Some records:
— begin —
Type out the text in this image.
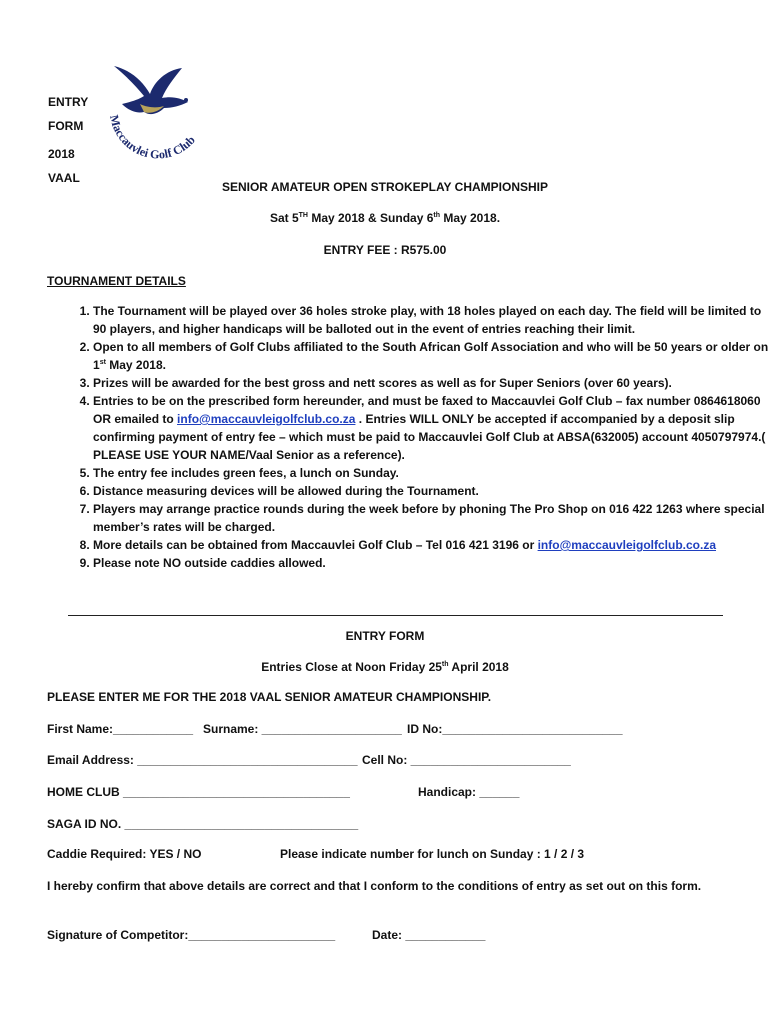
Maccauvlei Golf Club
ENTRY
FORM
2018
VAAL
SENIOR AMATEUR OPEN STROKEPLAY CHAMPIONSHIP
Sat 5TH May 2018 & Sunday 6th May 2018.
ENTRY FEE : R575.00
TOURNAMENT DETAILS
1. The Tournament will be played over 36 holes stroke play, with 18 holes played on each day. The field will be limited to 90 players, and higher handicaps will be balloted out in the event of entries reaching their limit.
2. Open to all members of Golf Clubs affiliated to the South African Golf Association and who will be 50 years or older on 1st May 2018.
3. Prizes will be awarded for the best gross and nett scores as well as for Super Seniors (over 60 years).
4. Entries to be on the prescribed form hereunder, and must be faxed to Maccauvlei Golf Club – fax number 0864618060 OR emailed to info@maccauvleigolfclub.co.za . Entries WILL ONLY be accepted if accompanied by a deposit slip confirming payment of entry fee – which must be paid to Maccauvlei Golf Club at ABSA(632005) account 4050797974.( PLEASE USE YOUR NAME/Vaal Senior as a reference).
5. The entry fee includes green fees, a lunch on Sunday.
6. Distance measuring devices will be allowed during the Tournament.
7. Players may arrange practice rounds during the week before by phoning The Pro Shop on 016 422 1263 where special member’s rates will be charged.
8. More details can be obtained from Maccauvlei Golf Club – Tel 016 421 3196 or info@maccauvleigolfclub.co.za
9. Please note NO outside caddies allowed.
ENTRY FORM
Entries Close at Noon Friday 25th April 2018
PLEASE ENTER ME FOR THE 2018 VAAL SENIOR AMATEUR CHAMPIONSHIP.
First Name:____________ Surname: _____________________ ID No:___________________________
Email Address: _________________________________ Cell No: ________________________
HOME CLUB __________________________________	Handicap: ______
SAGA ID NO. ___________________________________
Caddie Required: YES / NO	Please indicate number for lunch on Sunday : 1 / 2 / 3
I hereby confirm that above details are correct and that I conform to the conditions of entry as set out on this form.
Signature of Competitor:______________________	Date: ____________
— end —
— begin —
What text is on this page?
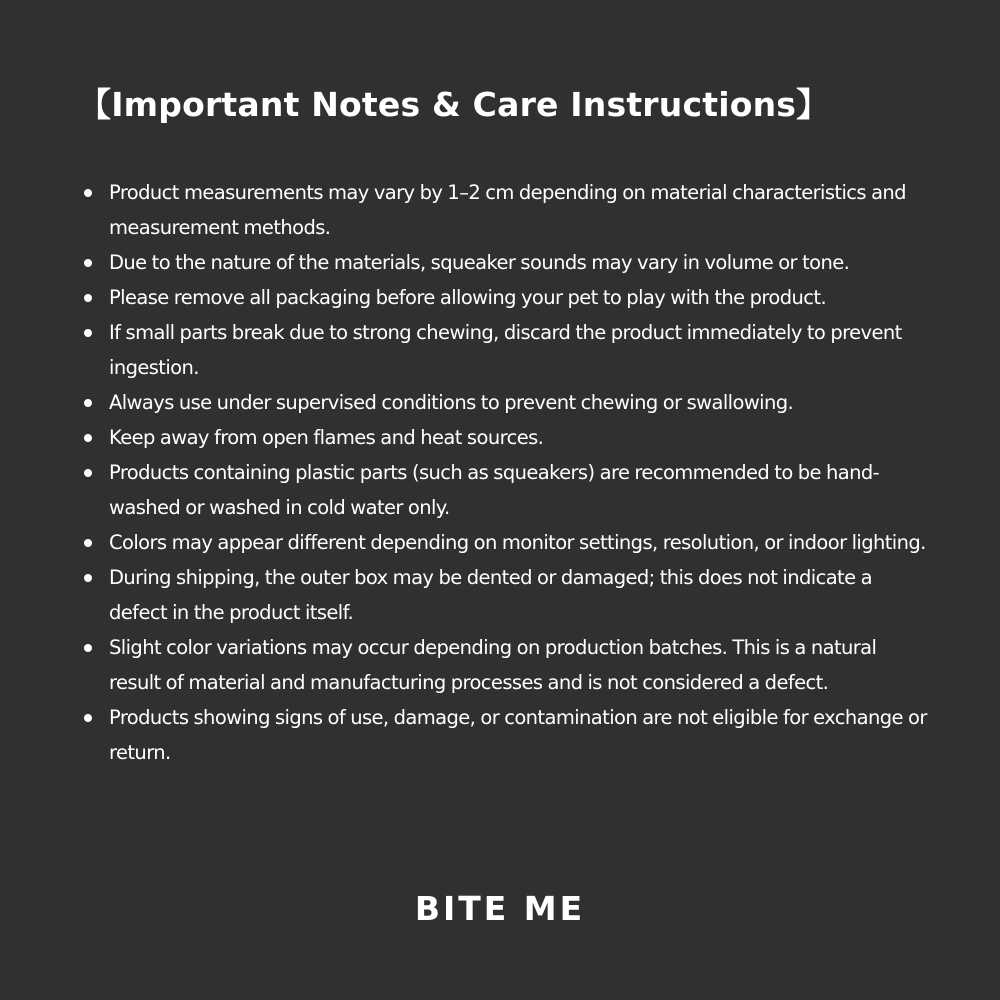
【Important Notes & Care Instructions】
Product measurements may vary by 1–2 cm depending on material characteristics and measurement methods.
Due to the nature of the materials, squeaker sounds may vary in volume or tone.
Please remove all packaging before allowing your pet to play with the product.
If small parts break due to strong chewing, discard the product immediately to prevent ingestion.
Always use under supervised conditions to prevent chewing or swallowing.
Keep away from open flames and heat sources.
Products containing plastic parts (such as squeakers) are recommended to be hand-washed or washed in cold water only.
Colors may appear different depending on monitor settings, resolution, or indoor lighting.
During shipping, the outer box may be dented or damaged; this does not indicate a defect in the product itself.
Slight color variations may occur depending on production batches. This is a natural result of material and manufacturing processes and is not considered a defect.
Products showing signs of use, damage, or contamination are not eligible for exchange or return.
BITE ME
— end —
Work required:
Whichever lines contain the string "text", select and copy them.

Complete answer:
Type out the text in this image.
What text is on this page?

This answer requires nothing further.